▶ _Exercise description_: Copy the data precisely, character for character, and leave out every picture.

▶ _Dataset entries_:
────────────────────

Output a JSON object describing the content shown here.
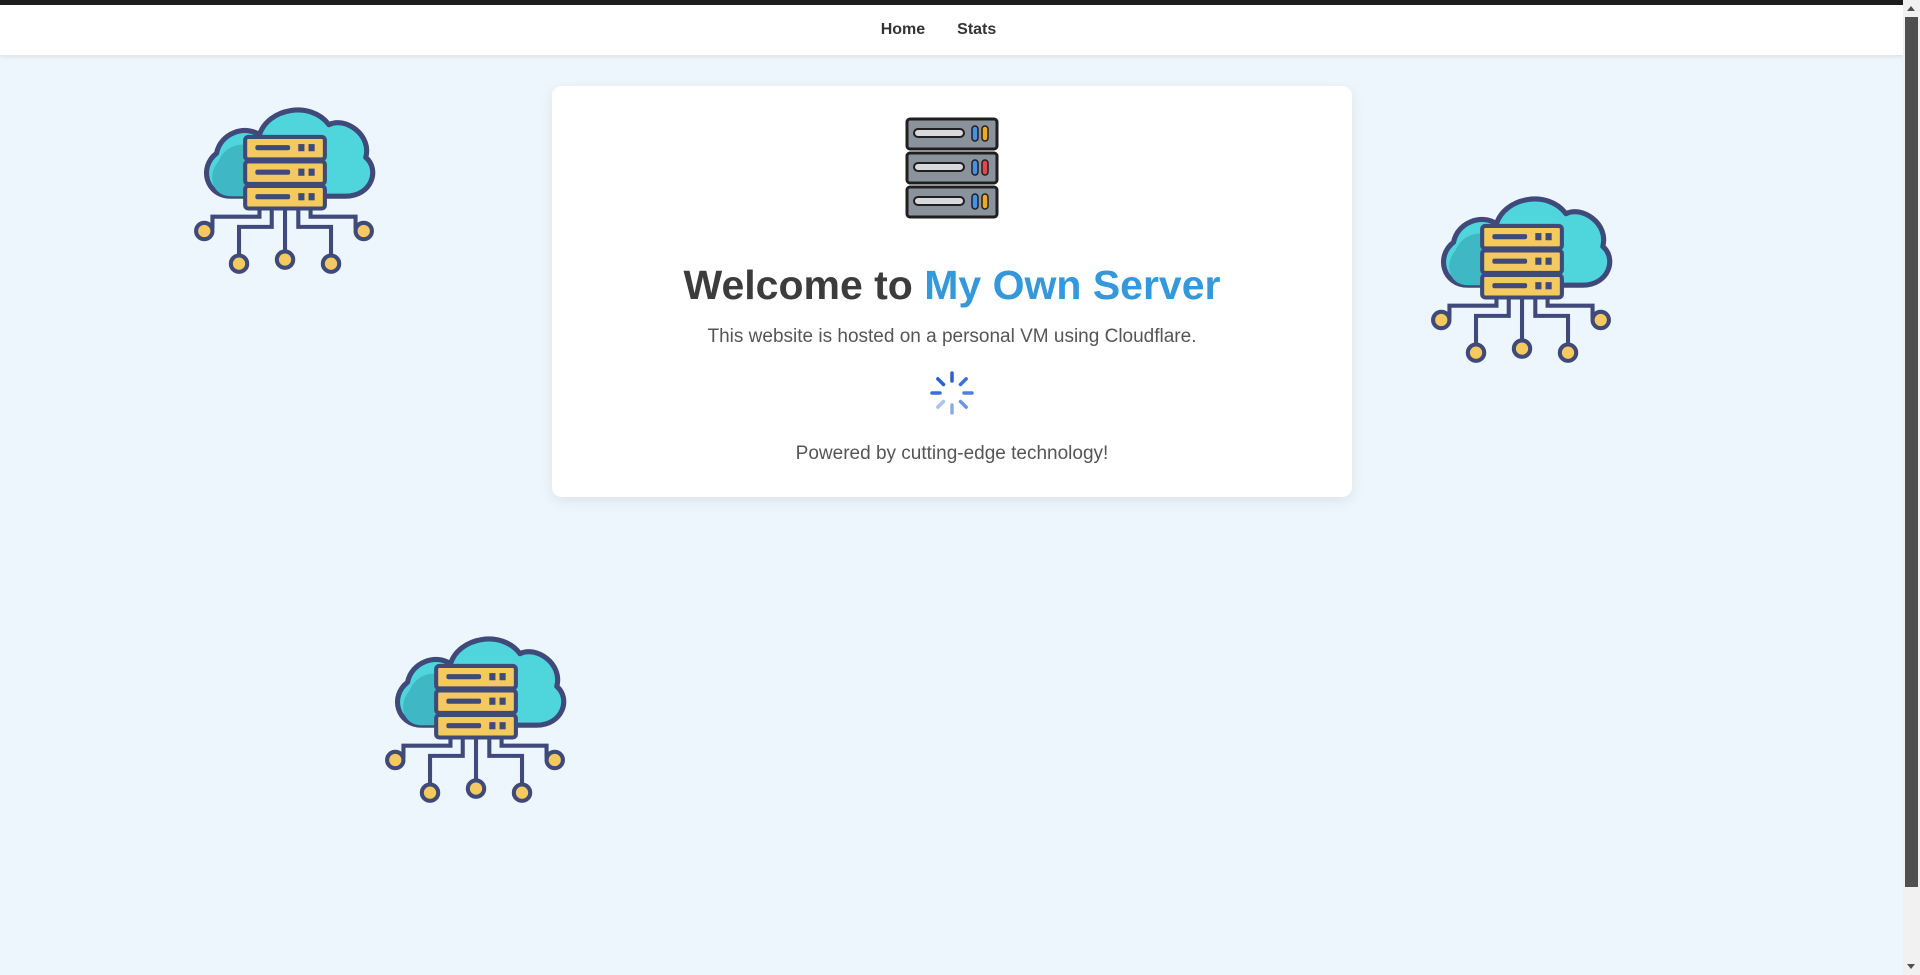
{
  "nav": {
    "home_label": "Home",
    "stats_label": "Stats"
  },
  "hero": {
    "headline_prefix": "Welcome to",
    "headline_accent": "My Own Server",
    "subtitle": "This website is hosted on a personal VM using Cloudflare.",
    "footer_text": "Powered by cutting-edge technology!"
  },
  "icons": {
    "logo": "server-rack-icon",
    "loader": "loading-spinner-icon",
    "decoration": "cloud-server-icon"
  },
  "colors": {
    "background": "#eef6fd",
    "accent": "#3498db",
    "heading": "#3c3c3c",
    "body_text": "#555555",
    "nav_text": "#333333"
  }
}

────────────────────

▶ _The response_:
Output a JSON object describing the content shown here.
{
  "nav": {
    "home_label": "Home",
    "stats_label": "Stats"
  },
  "hero": {
    "headline_prefix": "Welcome to",
    "headline_accent": "My Own Server",
    "subtitle": "This website is hosted on a personal VM using Cloudflare.",
    "footer_text": "Powered by cutting-edge technology!"
  },
  "icons": {
    "logo": "server-rack-icon",
    "loader": "loading-spinner-icon",
    "decoration": "cloud-server-icon"
  },
  "colors": {
    "background": "#eef6fd",
    "accent": "#3498db",
    "heading": "#3c3c3c",
    "body_text": "#555555",
    "nav_text": "#333333"
  }
}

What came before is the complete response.